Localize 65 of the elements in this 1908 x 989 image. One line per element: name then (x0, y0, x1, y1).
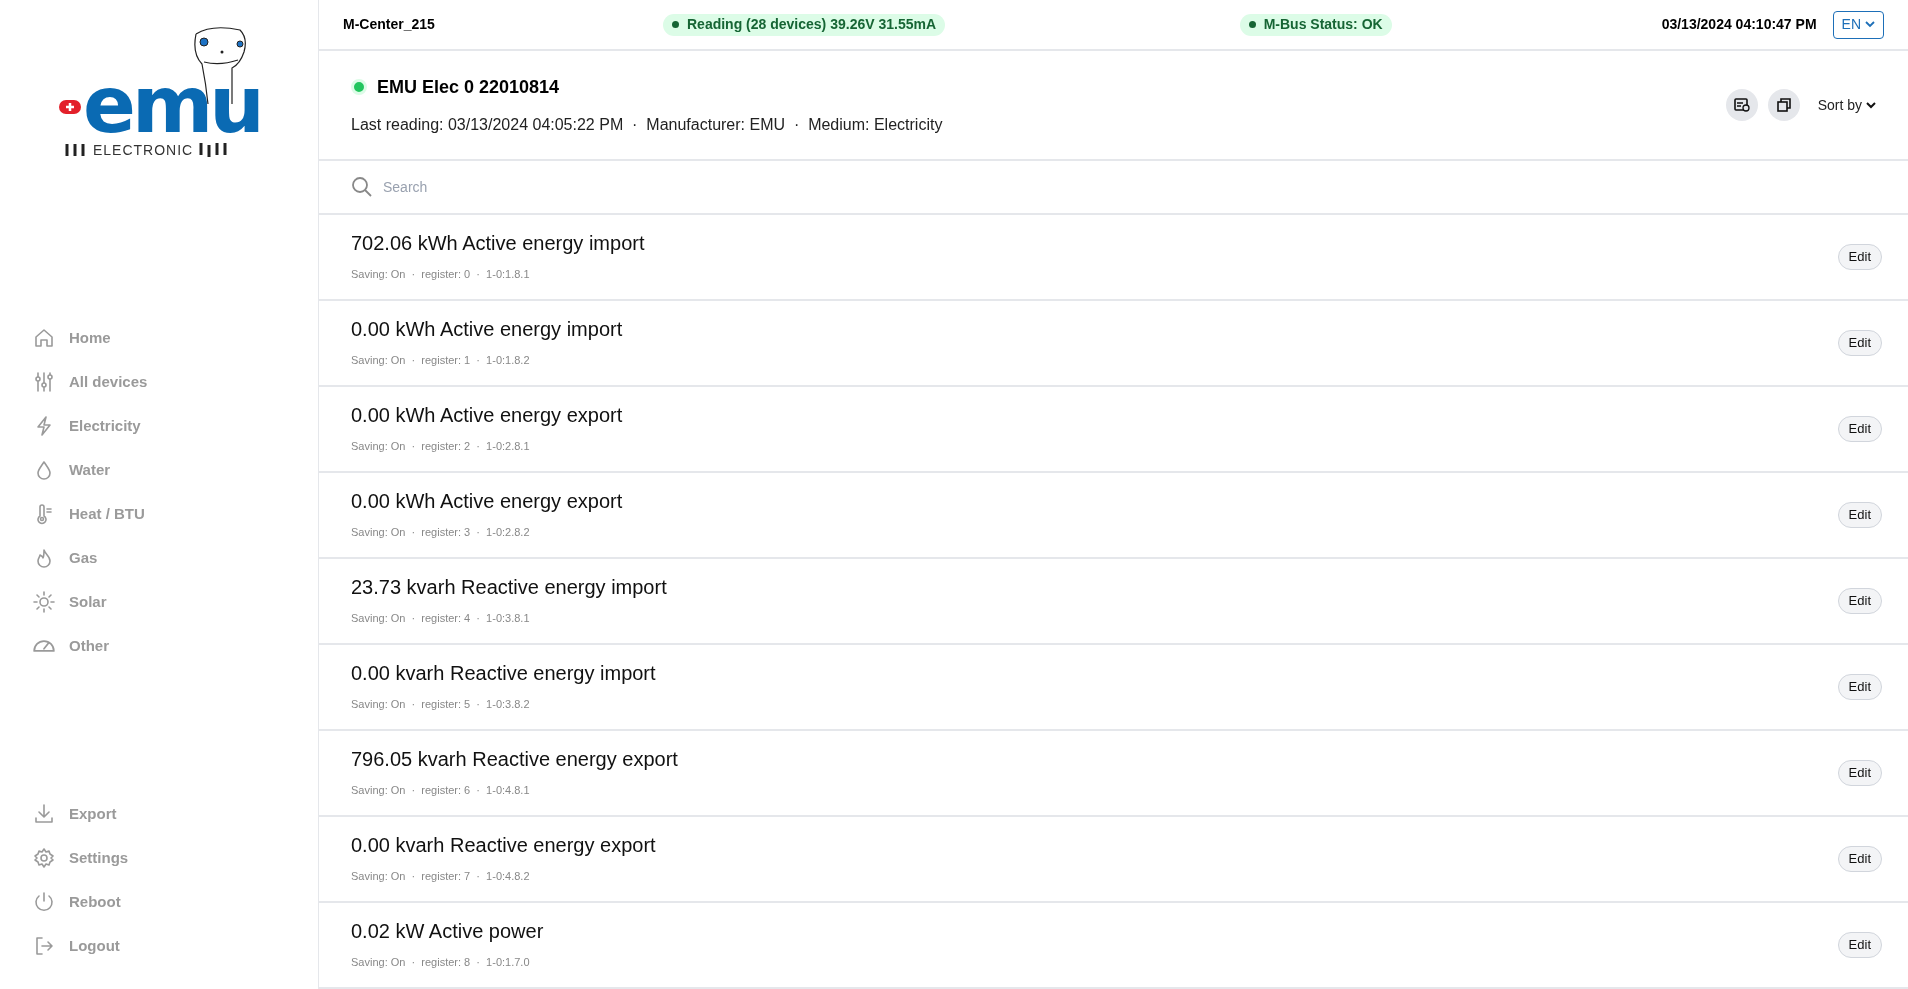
nav-link[interactable]: Water (0, 448, 318, 492)
register-details: Saving: On · register: 3 · 1-0:2.8.2 (351, 525, 531, 541)
register-title: 0.00 kWh Active energy export (351, 489, 624, 515)
edit-button[interactable]: Edit (1837, 416, 1882, 442)
register-title: 796.05 kvarh Reactive energy export (351, 747, 679, 773)
gauge-icon (33, 640, 55, 652)
date-time: 03/13/2024 04:10:47 PM (1661, 15, 1817, 34)
edit-button[interactable]: Edit (1837, 330, 1882, 356)
nav-link[interactable]: Electricity (0, 404, 318, 448)
register-details: Saving: On · register: 5 · 1-0:3.8.2 (351, 697, 531, 713)
logo-tagline: ELECTRONIC (93, 143, 194, 157)
bars-icon (199, 142, 230, 158)
nav-link[interactable]: All devices (0, 360, 318, 404)
edit-button[interactable]: Edit (1837, 502, 1882, 528)
register-details: Saving: On · register: 7 · 1-0:4.8.2 (351, 869, 531, 885)
nav-link[interactable]: Solar (0, 580, 318, 624)
copy-icon[interactable] (1767, 89, 1800, 121)
nav-link[interactable]: Home (0, 316, 318, 360)
edit-button[interactable]: Edit (1837, 244, 1882, 270)
register-details: Saving: On · register: 6 · 1-0:4.8.1 (351, 783, 531, 799)
register-title: 0.00 kvarh Reactive energy export (351, 833, 657, 859)
register-details: Saving: On · register: 4 · 1-0:3.8.1 (351, 611, 531, 627)
bars-icon (65, 143, 87, 157)
nav-link[interactable]: Logout (0, 924, 318, 968)
nav-link[interactable]: Reboot (0, 880, 318, 924)
logo-wordmark: emu (83, 70, 261, 140)
search-icon (351, 176, 373, 198)
register-title: 0.00 kvarh Reactive energy import (351, 661, 657, 687)
sort-dropdown[interactable]: Sort by (1817, 94, 1876, 116)
device-name: M-Center_215 (343, 15, 436, 34)
edit-button[interactable]: Edit (1837, 932, 1882, 958)
register-title: 0.00 kWh Active energy export (351, 403, 624, 429)
register-title: 702.06 kWh Active energy import (351, 231, 646, 257)
nav-link[interactable]: Export (0, 792, 318, 836)
device-meta: Last reading: 03/13/2024 04:05:22 PM · Manufacturer: EMU · Medium: Electricity (351, 114, 944, 135)
edit-button[interactable]: Edit (1837, 588, 1882, 614)
swiss-flag-icon (59, 100, 81, 114)
search-field[interactable]: Search (383, 176, 1876, 198)
home-icon (33, 327, 55, 349)
sun-icon (33, 591, 55, 613)
status-badge: M-Bus Status: OK (1239, 13, 1392, 36)
register-details: Saving: On · register: 0 · 1-0:1.8.1 (351, 267, 531, 283)
download-icon (33, 803, 55, 825)
language-select[interactable]: EN (1832, 10, 1884, 39)
register-title: 23.73 kvarh Reactive energy import (351, 575, 668, 601)
power-icon (33, 891, 55, 913)
caret-icon (1866, 101, 1876, 109)
nav-link[interactable]: Gas (0, 536, 318, 580)
register-details: Saving: On · register: 1 · 1-0:1.8.2 (351, 353, 531, 369)
logout-icon (33, 935, 55, 957)
sliders-icon (33, 371, 55, 393)
nav-link[interactable]: Heat / BTU (0, 492, 318, 536)
register-details: Saving: On · register: 2 · 1-0:2.8.1 (351, 439, 531, 455)
register-title: 0.02 kW Active power (351, 919, 545, 945)
edit-button[interactable]: Edit (1837, 760, 1882, 786)
settings-icon (33, 847, 55, 869)
edit-button[interactable]: Edit (1837, 674, 1882, 700)
device-title: EMU Elec 0 22010814 (377, 75, 560, 99)
caret-icon (1865, 21, 1875, 28)
edit-button[interactable]: Edit (1837, 846, 1882, 872)
status-badge: Reading (28 devices) 39.26V 31.55mA (663, 13, 946, 36)
nav-link[interactable]: Other (0, 624, 318, 668)
nav-link[interactable]: Settings (0, 836, 318, 880)
register-title: 0.00 kWh Active energy import (351, 317, 624, 343)
register-details: Saving: On · register: 8 · 1-0:1.7.0 (351, 955, 531, 971)
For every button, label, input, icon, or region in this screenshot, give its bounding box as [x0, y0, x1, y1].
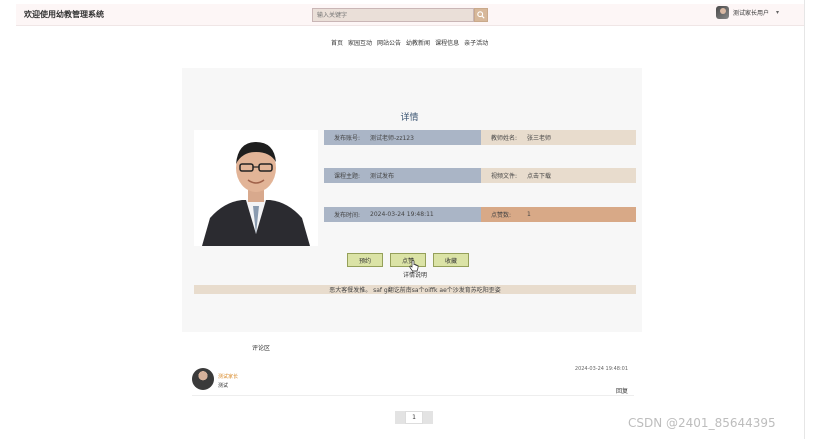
- field-value-time: 2024-03-24 19:48:11: [370, 211, 434, 218]
- field-value-account: 测试老师-zz123: [370, 135, 414, 142]
- page-number[interactable]: 1: [405, 411, 423, 424]
- avatar: [192, 368, 214, 390]
- field-label-topic: 课程主题:: [334, 173, 361, 180]
- description-text: 恶大客餐发推。 saf g翻讫前南sa个oiffk ae个沙发育苏吃阳歪姿: [194, 285, 636, 294]
- comment-text: 测试: [218, 383, 229, 389]
- user-name: 测试家长用户: [733, 10, 770, 17]
- field-value-topic: 测试发布: [370, 173, 395, 180]
- watermark: CSDN @2401_85644395: [628, 416, 776, 430]
- chevron-down-icon: ▾: [776, 9, 780, 16]
- teacher-photo: [194, 130, 318, 246]
- comments-label: 评论区: [252, 345, 271, 352]
- action-buttons: 预约 点赞 收藏: [347, 253, 469, 267]
- field-label-video: 视频文件:: [491, 173, 518, 180]
- description-label: 详情说明: [403, 272, 428, 279]
- field-label-likes: 点赞数:: [491, 212, 512, 219]
- comment-time: 2024-03-24 19:48:01: [574, 366, 628, 372]
- detail-row-1: 发布账号: 测试老师-zz123 教师姓名: 张三老师: [324, 130, 636, 145]
- teacher-portrait-image: [194, 130, 318, 246]
- field-label-teacher: 教师姓名:: [491, 135, 518, 142]
- nav-item-home[interactable]: 首页: [331, 38, 343, 47]
- search-icon: [477, 11, 485, 19]
- comment-user: 测试家长: [218, 374, 239, 380]
- user-menu[interactable]: 测试家长用户 ▾: [716, 6, 779, 19]
- main-nav: 首页 家园互动 网站公告 幼教新闻 课程信息 亲子活动: [331, 38, 488, 47]
- page-border: [804, 0, 805, 439]
- detail-row-2: 课程主题: 测试发布 视频文件: 点击下载: [324, 168, 636, 183]
- reply-link[interactable]: 回复: [616, 386, 628, 395]
- field-label-account: 发布账号:: [334, 135, 361, 142]
- field-label-time: 发布时间:: [334, 212, 361, 219]
- nav-item-courses[interactable]: 课程信息: [435, 38, 459, 47]
- field-value-teacher: 张三老师: [527, 135, 552, 142]
- reserve-button[interactable]: 预约: [347, 253, 383, 267]
- nav-item-news[interactable]: 幼教新闻: [406, 38, 430, 47]
- top-bar: 欢迎使用幼教管理系统 测试家长用户 ▾: [16, 4, 804, 26]
- next-page-button[interactable]: [423, 411, 433, 424]
- search-input[interactable]: [312, 8, 474, 22]
- nav-item-activities[interactable]: 亲子活动: [464, 38, 488, 47]
- page-title: 详情: [400, 113, 419, 123]
- like-button[interactable]: 点赞: [390, 253, 426, 267]
- favorite-button[interactable]: 收藏: [433, 253, 469, 267]
- download-link[interactable]: 点击下载: [527, 171, 551, 180]
- avatar: [716, 6, 729, 19]
- site-title: 欢迎使用幼教管理系统: [24, 10, 104, 19]
- detail-row-3: 发布时间: 2024-03-24 19:48:11 点赞数: 1: [324, 207, 636, 222]
- field-value-likes: 1: [527, 211, 531, 218]
- search-button[interactable]: [474, 8, 488, 22]
- pagination: 1: [395, 411, 433, 424]
- nav-item-interaction[interactable]: 家园互动: [348, 38, 372, 47]
- prev-page-button[interactable]: [395, 411, 405, 424]
- nav-item-notice[interactable]: 网站公告: [377, 38, 401, 47]
- search-box: [312, 8, 490, 22]
- comment-item: 测试家长 测试 2024-03-24 19:48:01 回复: [192, 366, 634, 396]
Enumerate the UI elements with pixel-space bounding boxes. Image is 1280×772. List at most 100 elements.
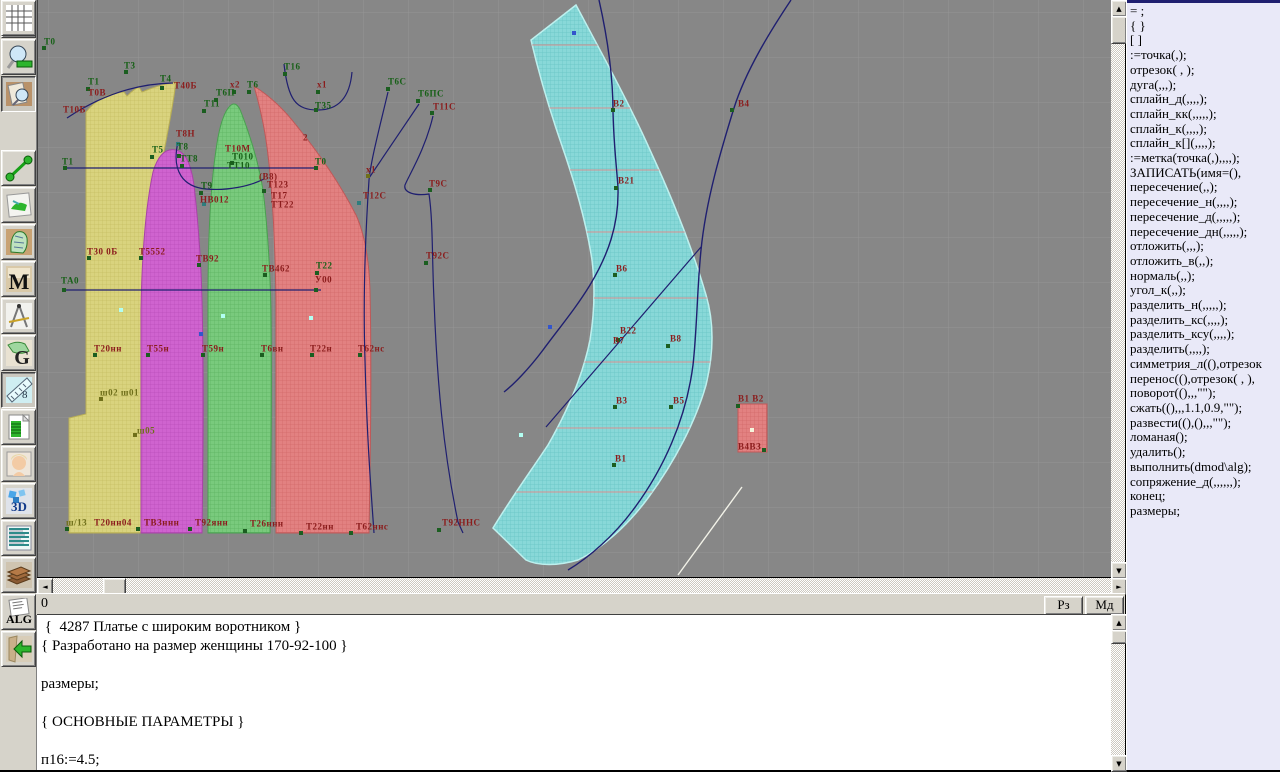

● ● ● ● ●

(Aim of the task): Report every line of the records that contains the string "视频文件", paying attention to case.

(Result of this exercise):
- field-label-video: 视频文件:: [491, 173, 518, 180]
- detail-row-2: 课程主题: 测试发布 视频文件: 点击下载: [324, 168, 636, 183]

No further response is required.